→ **WHAT THE EXERCISE ASKS**: Exclude the pictures; give every entry again exactly as written.

# # # # # # #

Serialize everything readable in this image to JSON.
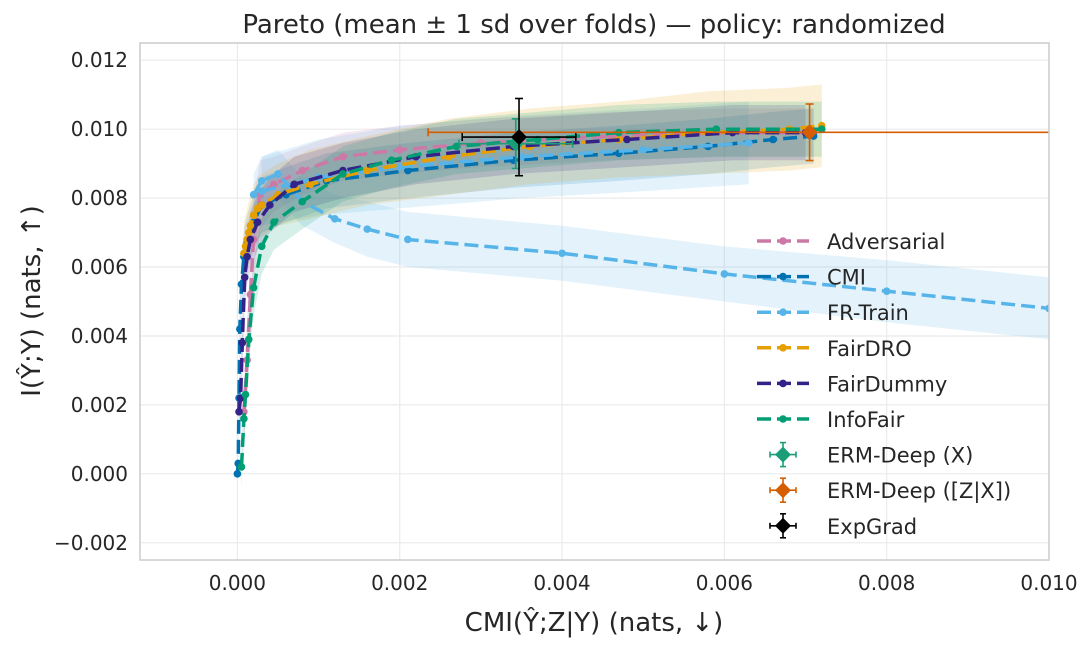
{
  "chart_data": {
    "type": "line",
    "title": "Pareto (mean ± 1 sd over folds) — policy: randomized",
    "xlabel": "CMI(Ŷ;Z|Y) (nats, ↓)",
    "ylabel": "I(Ŷ;Y) (nats, ↑)",
    "xlim": [
      -0.0012,
      0.01
    ],
    "ylim": [
      -0.0025,
      0.0125
    ],
    "xticks": [
      0.0,
      0.002,
      0.004,
      0.006,
      0.008,
      0.01
    ],
    "xtick_labels": [
      "0.000",
      "0.002",
      "0.004",
      "0.006",
      "0.008",
      "0.010"
    ],
    "yticks": [
      -0.002,
      0.0,
      0.002,
      0.004,
      0.006,
      0.008,
      0.01,
      0.012
    ],
    "ytick_labels": [
      "−0.002",
      "0.000",
      "0.002",
      "0.004",
      "0.006",
      "0.008",
      "0.010",
      "0.012"
    ],
    "grid": true,
    "legend_position": "center-right",
    "series": [
      {
        "name": "Adversarial",
        "color": "#cc79a7",
        "x": [
          8e-05,
          0.00012,
          0.00016,
          0.0002,
          0.00028,
          0.00045,
          0.0008,
          0.0013,
          0.002,
          0.003,
          0.0046,
          0.0061,
          0.0071
        ],
        "y": [
          0.0018,
          0.0033,
          0.0052,
          0.0068,
          0.0081,
          0.0084,
          0.0088,
          0.0092,
          0.0094,
          0.0096,
          0.0098,
          0.0099,
          0.0099
        ],
        "band": [
          0.0009,
          0.0012,
          0.0013,
          0.0012,
          0.001,
          0.0008,
          0.0007,
          0.0007,
          0.0007,
          0.0007,
          0.0007,
          0.0007,
          0.0007
        ]
      },
      {
        "name": "CMI",
        "color": "#0072b2",
        "x": [
          0.0,
          1e-05,
          2e-05,
          3e-05,
          5e-05,
          8e-05,
          0.00012,
          0.0002,
          0.0003,
          0.0006,
          0.0011,
          0.0021,
          0.0034,
          0.0047,
          0.0058,
          0.0066,
          0.0071
        ],
        "y": [
          0.0,
          0.0003,
          0.0022,
          0.0042,
          0.0055,
          0.0063,
          0.0067,
          0.0073,
          0.0078,
          0.0081,
          0.0085,
          0.0088,
          0.0091,
          0.0093,
          0.0095,
          0.0097,
          0.0098
        ],
        "band": [
          0.0002,
          0.0003,
          0.0006,
          0.0008,
          0.0008,
          0.0008,
          0.0008,
          0.0008,
          0.0008,
          0.0008,
          0.0008,
          0.0008,
          0.0008,
          0.0008,
          0.0008,
          0.0008,
          0.0008
        ]
      },
      {
        "name": "FR-Train",
        "color": "#56b4e9",
        "x": [
          0.0002,
          0.0003,
          0.0005,
          0.0008,
          0.0012,
          0.0016,
          0.0021,
          0.004,
          0.006,
          0.008,
          0.01
        ],
        "y": [
          0.0081,
          0.0085,
          0.0087,
          0.0079,
          0.0074,
          0.0071,
          0.0068,
          0.0064,
          0.0058,
          0.0053,
          0.0048
        ],
        "band": [
          0.0006,
          0.0007,
          0.0007,
          0.0007,
          0.0007,
          0.0008,
          0.0008,
          0.0008,
          0.0008,
          0.0009,
          0.0009
        ]
      },
      {
        "name": "FR-Train",
        "color": "#56b4e9",
        "legend": false,
        "x": [
          0.0003,
          0.001,
          0.002,
          0.0035,
          0.005,
          0.0063
        ],
        "y": [
          0.0082,
          0.0086,
          0.0089,
          0.0092,
          0.0094,
          0.0096
        ],
        "band": [
          0.001,
          0.0011,
          0.0012,
          0.0012,
          0.0012,
          0.0012
        ]
      },
      {
        "name": "FairDRO",
        "color": "#e69f00",
        "x": [
          8e-05,
          0.0001,
          0.00012,
          0.00014,
          0.00016,
          0.0002,
          0.00025,
          0.0003,
          0.0005,
          0.0009,
          0.0016,
          0.0026,
          0.0036,
          0.0047,
          0.0058,
          0.0068,
          0.0072
        ],
        "y": [
          0.0064,
          0.0066,
          0.0068,
          0.007,
          0.0072,
          0.0075,
          0.0077,
          0.0078,
          0.0081,
          0.0084,
          0.0088,
          0.0092,
          0.0095,
          0.0097,
          0.0099,
          0.01,
          0.0101
        ],
        "band": [
          0.0009,
          0.0009,
          0.0009,
          0.0009,
          0.0009,
          0.0009,
          0.0009,
          0.0009,
          0.0009,
          0.001,
          0.001,
          0.0011,
          0.0011,
          0.0011,
          0.0012,
          0.0012,
          0.0012
        ]
      },
      {
        "name": "FairDummy",
        "color": "#332288",
        "x": [
          2e-05,
          4e-05,
          6e-05,
          9e-05,
          0.00012,
          0.00016,
          0.00025,
          0.0004,
          0.0007,
          0.0013,
          0.0022,
          0.0034,
          0.0048,
          0.0061,
          0.007
        ],
        "y": [
          0.0018,
          0.0022,
          0.0038,
          0.0057,
          0.0063,
          0.0068,
          0.0073,
          0.0078,
          0.0084,
          0.0088,
          0.0092,
          0.0095,
          0.0097,
          0.0099,
          0.0099
        ],
        "band": [
          0.0006,
          0.0007,
          0.0008,
          0.0008,
          0.0008,
          0.0008,
          0.0008,
          0.0008,
          0.0008,
          0.0008,
          0.0008,
          0.0008,
          0.0008,
          0.0008,
          0.0008
        ]
      },
      {
        "name": "InfoFair",
        "color": "#009e73",
        "x": [
          5e-05,
          8e-05,
          0.0001,
          0.00014,
          0.0002,
          0.0003,
          0.00045,
          0.0008,
          0.0013,
          0.0019,
          0.0027,
          0.0037,
          0.0047,
          0.0059,
          0.0072
        ],
        "y": [
          0.0002,
          0.0016,
          0.0023,
          0.0039,
          0.0054,
          0.0066,
          0.0073,
          0.0079,
          0.0087,
          0.0091,
          0.0095,
          0.0097,
          0.0099,
          0.01,
          0.01
        ],
        "band": [
          0.0006,
          0.0008,
          0.0008,
          0.0008,
          0.0008,
          0.0008,
          0.0008,
          0.0008,
          0.0008,
          0.0008,
          0.0008,
          0.0008,
          0.0008,
          0.0008,
          0.0008
        ]
      }
    ],
    "points": [
      {
        "name": "ERM-Deep (X)",
        "color": "#1b9e77",
        "x": 0.00343,
        "y": 0.00958,
        "xerr": 0.0007,
        "yerr": 0.00072
      },
      {
        "name": "ERM-Deep ([Z|X])",
        "color": "#d55e00",
        "x": 0.00705,
        "y": 0.00991,
        "xerr": 0.0047,
        "yerr": 0.00082
      },
      {
        "name": "ExpGrad",
        "color": "#000000",
        "x": 0.00347,
        "y": 0.00977,
        "xerr": 0.0007,
        "yerr": 0.00112
      }
    ]
  }
}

# # # # # # #

→ **WRITTEN SOLUTION**:
Serialize everything readable in this image to JSON.
{
  "chart_data": {
    "type": "line",
    "title": "Pareto (mean ± 1 sd over folds) — policy: randomized",
    "xlabel": "CMI(Ŷ;Z|Y) (nats, ↓)",
    "ylabel": "I(Ŷ;Y) (nats, ↑)",
    "xlim": [
      -0.0012,
      0.01
    ],
    "ylim": [
      -0.0025,
      0.0125
    ],
    "xticks": [
      0.0,
      0.002,
      0.004,
      0.006,
      0.008,
      0.01
    ],
    "xtick_labels": [
      "0.000",
      "0.002",
      "0.004",
      "0.006",
      "0.008",
      "0.010"
    ],
    "yticks": [
      -0.002,
      0.0,
      0.002,
      0.004,
      0.006,
      0.008,
      0.01,
      0.012
    ],
    "ytick_labels": [
      "−0.002",
      "0.000",
      "0.002",
      "0.004",
      "0.006",
      "0.008",
      "0.010",
      "0.012"
    ],
    "grid": true,
    "legend_position": "center-right",
    "series": [
      {
        "name": "Adversarial",
        "color": "#cc79a7",
        "x": [
          8e-05,
          0.00012,
          0.00016,
          0.0002,
          0.00028,
          0.00045,
          0.0008,
          0.0013,
          0.002,
          0.003,
          0.0046,
          0.0061,
          0.0071
        ],
        "y": [
          0.0018,
          0.0033,
          0.0052,
          0.0068,
          0.0081,
          0.0084,
          0.0088,
          0.0092,
          0.0094,
          0.0096,
          0.0098,
          0.0099,
          0.0099
        ],
        "band": [
          0.0009,
          0.0012,
          0.0013,
          0.0012,
          0.001,
          0.0008,
          0.0007,
          0.0007,
          0.0007,
          0.0007,
          0.0007,
          0.0007,
          0.0007
        ]
      },
      {
        "name": "CMI",
        "color": "#0072b2",
        "x": [
          0.0,
          1e-05,
          2e-05,
          3e-05,
          5e-05,
          8e-05,
          0.00012,
          0.0002,
          0.0003,
          0.0006,
          0.0011,
          0.0021,
          0.0034,
          0.0047,
          0.0058,
          0.0066,
          0.0071
        ],
        "y": [
          0.0,
          0.0003,
          0.0022,
          0.0042,
          0.0055,
          0.0063,
          0.0067,
          0.0073,
          0.0078,
          0.0081,
          0.0085,
          0.0088,
          0.0091,
          0.0093,
          0.0095,
          0.0097,
          0.0098
        ],
        "band": [
          0.0002,
          0.0003,
          0.0006,
          0.0008,
          0.0008,
          0.0008,
          0.0008,
          0.0008,
          0.0008,
          0.0008,
          0.0008,
          0.0008,
          0.0008,
          0.0008,
          0.0008,
          0.0008,
          0.0008
        ]
      },
      {
        "name": "FR-Train",
        "color": "#56b4e9",
        "x": [
          0.0002,
          0.0003,
          0.0005,
          0.0008,
          0.0012,
          0.0016,
          0.0021,
          0.004,
          0.006,
          0.008,
          0.01
        ],
        "y": [
          0.0081,
          0.0085,
          0.0087,
          0.0079,
          0.0074,
          0.0071,
          0.0068,
          0.0064,
          0.0058,
          0.0053,
          0.0048
        ],
        "band": [
          0.0006,
          0.0007,
          0.0007,
          0.0007,
          0.0007,
          0.0008,
          0.0008,
          0.0008,
          0.0008,
          0.0009,
          0.0009
        ]
      },
      {
        "name": "FR-Train",
        "color": "#56b4e9",
        "legend": false,
        "x": [
          0.0003,
          0.001,
          0.002,
          0.0035,
          0.005,
          0.0063
        ],
        "y": [
          0.0082,
          0.0086,
          0.0089,
          0.0092,
          0.0094,
          0.0096
        ],
        "band": [
          0.001,
          0.0011,
          0.0012,
          0.0012,
          0.0012,
          0.0012
        ]
      },
      {
        "name": "FairDRO",
        "color": "#e69f00",
        "x": [
          8e-05,
          0.0001,
          0.00012,
          0.00014,
          0.00016,
          0.0002,
          0.00025,
          0.0003,
          0.0005,
          0.0009,
          0.0016,
          0.0026,
          0.0036,
          0.0047,
          0.0058,
          0.0068,
          0.0072
        ],
        "y": [
          0.0064,
          0.0066,
          0.0068,
          0.007,
          0.0072,
          0.0075,
          0.0077,
          0.0078,
          0.0081,
          0.0084,
          0.0088,
          0.0092,
          0.0095,
          0.0097,
          0.0099,
          0.01,
          0.0101
        ],
        "band": [
          0.0009,
          0.0009,
          0.0009,
          0.0009,
          0.0009,
          0.0009,
          0.0009,
          0.0009,
          0.0009,
          0.001,
          0.001,
          0.0011,
          0.0011,
          0.0011,
          0.0012,
          0.0012,
          0.0012
        ]
      },
      {
        "name": "FairDummy",
        "color": "#332288",
        "x": [
          2e-05,
          4e-05,
          6e-05,
          9e-05,
          0.00012,
          0.00016,
          0.00025,
          0.0004,
          0.0007,
          0.0013,
          0.0022,
          0.0034,
          0.0048,
          0.0061,
          0.007
        ],
        "y": [
          0.0018,
          0.0022,
          0.0038,
          0.0057,
          0.0063,
          0.0068,
          0.0073,
          0.0078,
          0.0084,
          0.0088,
          0.0092,
          0.0095,
          0.0097,
          0.0099,
          0.0099
        ],
        "band": [
          0.0006,
          0.0007,
          0.0008,
          0.0008,
          0.0008,
          0.0008,
          0.0008,
          0.0008,
          0.0008,
          0.0008,
          0.0008,
          0.0008,
          0.0008,
          0.0008,
          0.0008
        ]
      },
      {
        "name": "InfoFair",
        "color": "#009e73",
        "x": [
          5e-05,
          8e-05,
          0.0001,
          0.00014,
          0.0002,
          0.0003,
          0.00045,
          0.0008,
          0.0013,
          0.0019,
          0.0027,
          0.0037,
          0.0047,
          0.0059,
          0.0072
        ],
        "y": [
          0.0002,
          0.0016,
          0.0023,
          0.0039,
          0.0054,
          0.0066,
          0.0073,
          0.0079,
          0.0087,
          0.0091,
          0.0095,
          0.0097,
          0.0099,
          0.01,
          0.01
        ],
        "band": [
          0.0006,
          0.0008,
          0.0008,
          0.0008,
          0.0008,
          0.0008,
          0.0008,
          0.0008,
          0.0008,
          0.0008,
          0.0008,
          0.0008,
          0.0008,
          0.0008,
          0.0008
        ]
      }
    ],
    "points": [
      {
        "name": "ERM-Deep (X)",
        "color": "#1b9e77",
        "x": 0.00343,
        "y": 0.00958,
        "xerr": 0.0007,
        "yerr": 0.00072
      },
      {
        "name": "ERM-Deep ([Z|X])",
        "color": "#d55e00",
        "x": 0.00705,
        "y": 0.00991,
        "xerr": 0.0047,
        "yerr": 0.00082
      },
      {
        "name": "ExpGrad",
        "color": "#000000",
        "x": 0.00347,
        "y": 0.00977,
        "xerr": 0.0007,
        "yerr": 0.00112
      }
    ]
  }
}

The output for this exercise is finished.